▸ **TRY IT**
Lines in the data below that contain the word "message" are to be copied.

━━━━━━

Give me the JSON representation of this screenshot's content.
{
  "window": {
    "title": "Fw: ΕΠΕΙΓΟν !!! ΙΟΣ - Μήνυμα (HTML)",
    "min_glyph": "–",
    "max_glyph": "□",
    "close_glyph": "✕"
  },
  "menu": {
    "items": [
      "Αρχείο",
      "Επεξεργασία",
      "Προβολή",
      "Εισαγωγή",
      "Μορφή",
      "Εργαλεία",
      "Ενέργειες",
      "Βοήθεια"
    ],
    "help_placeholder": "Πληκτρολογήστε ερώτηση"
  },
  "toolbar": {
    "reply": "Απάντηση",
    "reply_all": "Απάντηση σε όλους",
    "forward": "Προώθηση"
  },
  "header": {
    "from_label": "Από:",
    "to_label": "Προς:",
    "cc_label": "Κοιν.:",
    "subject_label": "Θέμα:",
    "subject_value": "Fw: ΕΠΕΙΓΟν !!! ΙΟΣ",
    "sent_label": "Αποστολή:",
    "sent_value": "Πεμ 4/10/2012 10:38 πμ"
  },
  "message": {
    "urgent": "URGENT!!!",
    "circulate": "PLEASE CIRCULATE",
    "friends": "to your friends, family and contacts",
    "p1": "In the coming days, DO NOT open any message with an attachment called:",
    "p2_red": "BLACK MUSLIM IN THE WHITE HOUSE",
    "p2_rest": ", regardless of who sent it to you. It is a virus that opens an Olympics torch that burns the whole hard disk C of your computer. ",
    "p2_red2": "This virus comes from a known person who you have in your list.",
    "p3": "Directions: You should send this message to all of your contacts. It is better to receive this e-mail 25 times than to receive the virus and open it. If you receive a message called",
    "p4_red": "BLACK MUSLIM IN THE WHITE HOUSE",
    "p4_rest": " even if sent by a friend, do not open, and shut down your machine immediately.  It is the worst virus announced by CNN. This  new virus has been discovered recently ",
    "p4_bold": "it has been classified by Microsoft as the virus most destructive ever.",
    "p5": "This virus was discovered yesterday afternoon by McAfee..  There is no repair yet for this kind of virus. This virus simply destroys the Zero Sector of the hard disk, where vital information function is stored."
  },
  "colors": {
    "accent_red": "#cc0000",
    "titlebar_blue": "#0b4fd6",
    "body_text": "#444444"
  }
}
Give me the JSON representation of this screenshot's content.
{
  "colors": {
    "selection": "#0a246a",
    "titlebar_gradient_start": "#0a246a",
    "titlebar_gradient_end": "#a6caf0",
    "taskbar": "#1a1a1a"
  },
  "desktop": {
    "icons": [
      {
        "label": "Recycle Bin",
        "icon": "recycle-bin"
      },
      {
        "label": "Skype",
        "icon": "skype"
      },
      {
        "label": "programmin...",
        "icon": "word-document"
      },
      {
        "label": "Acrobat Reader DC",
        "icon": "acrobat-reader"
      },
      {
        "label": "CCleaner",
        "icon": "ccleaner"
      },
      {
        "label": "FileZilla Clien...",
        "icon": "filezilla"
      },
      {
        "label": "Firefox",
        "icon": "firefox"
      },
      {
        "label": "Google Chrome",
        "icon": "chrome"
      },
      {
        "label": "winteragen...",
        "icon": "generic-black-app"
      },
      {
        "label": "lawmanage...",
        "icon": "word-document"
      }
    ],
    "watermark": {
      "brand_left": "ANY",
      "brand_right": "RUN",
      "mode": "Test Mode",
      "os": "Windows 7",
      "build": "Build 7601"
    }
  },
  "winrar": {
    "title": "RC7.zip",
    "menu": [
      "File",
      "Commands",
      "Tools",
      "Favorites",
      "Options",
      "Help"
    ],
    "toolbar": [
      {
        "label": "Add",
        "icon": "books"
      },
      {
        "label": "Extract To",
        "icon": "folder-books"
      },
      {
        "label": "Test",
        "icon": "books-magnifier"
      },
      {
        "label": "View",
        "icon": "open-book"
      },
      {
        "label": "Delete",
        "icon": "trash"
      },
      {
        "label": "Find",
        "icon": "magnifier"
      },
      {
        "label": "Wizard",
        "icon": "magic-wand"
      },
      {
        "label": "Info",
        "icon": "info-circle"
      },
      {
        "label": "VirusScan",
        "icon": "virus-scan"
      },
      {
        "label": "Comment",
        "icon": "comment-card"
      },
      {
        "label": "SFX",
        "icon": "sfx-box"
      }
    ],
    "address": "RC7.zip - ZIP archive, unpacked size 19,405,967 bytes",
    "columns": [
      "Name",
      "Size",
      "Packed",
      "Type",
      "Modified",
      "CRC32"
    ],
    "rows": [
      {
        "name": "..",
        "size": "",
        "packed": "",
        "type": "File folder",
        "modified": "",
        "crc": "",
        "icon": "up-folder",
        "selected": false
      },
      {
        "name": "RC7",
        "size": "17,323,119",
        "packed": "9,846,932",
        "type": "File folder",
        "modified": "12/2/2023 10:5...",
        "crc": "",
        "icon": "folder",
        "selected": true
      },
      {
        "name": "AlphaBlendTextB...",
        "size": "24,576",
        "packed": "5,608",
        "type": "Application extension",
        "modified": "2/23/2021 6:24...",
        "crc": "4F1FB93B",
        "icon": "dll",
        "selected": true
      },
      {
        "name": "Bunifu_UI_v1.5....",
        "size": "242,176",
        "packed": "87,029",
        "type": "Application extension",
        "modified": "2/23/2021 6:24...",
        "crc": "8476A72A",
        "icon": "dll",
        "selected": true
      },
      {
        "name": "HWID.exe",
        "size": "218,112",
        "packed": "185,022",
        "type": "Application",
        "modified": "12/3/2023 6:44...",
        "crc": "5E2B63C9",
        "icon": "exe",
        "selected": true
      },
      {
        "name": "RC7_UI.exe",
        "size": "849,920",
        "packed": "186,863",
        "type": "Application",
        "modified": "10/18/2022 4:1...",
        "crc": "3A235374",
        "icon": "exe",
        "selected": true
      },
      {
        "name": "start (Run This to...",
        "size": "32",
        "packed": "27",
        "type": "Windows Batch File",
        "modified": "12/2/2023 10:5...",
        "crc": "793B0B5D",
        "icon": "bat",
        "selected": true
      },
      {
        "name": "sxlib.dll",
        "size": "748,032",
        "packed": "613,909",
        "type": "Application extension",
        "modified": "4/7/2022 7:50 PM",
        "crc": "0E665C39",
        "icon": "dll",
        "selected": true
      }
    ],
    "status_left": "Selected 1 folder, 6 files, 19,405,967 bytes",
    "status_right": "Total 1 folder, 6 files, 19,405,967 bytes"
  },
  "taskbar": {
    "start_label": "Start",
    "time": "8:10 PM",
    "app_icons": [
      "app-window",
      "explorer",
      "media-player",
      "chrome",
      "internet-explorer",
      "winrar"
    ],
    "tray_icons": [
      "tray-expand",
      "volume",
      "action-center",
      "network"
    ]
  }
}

━━━━━━

▸ **WRITTEN RESPONSE**
  "message": {
    "p1": "In the coming days, DO NOT open any message with an attachment called:",
    "p3": "Directions: You should send this message to all of your contacts. It is better to receive this e-mail 25 times than to receive the virus and open it. If you receive a message called",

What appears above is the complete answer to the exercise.